>> Start

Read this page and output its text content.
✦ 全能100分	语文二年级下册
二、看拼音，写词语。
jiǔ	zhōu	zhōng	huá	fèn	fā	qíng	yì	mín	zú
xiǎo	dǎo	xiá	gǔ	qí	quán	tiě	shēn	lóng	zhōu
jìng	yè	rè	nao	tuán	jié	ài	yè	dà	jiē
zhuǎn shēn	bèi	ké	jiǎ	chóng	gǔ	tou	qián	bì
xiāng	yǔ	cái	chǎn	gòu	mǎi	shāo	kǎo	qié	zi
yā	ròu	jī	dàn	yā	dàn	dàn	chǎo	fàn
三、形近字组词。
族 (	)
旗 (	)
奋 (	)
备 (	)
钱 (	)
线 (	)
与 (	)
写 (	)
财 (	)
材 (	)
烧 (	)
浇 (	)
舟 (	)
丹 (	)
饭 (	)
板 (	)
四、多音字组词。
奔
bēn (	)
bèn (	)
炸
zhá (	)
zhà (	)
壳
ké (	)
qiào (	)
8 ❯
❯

>> End

→ **Directive**
Output a single number: how many lines contain the word "zhōu".

→ **Solution for this problem**
2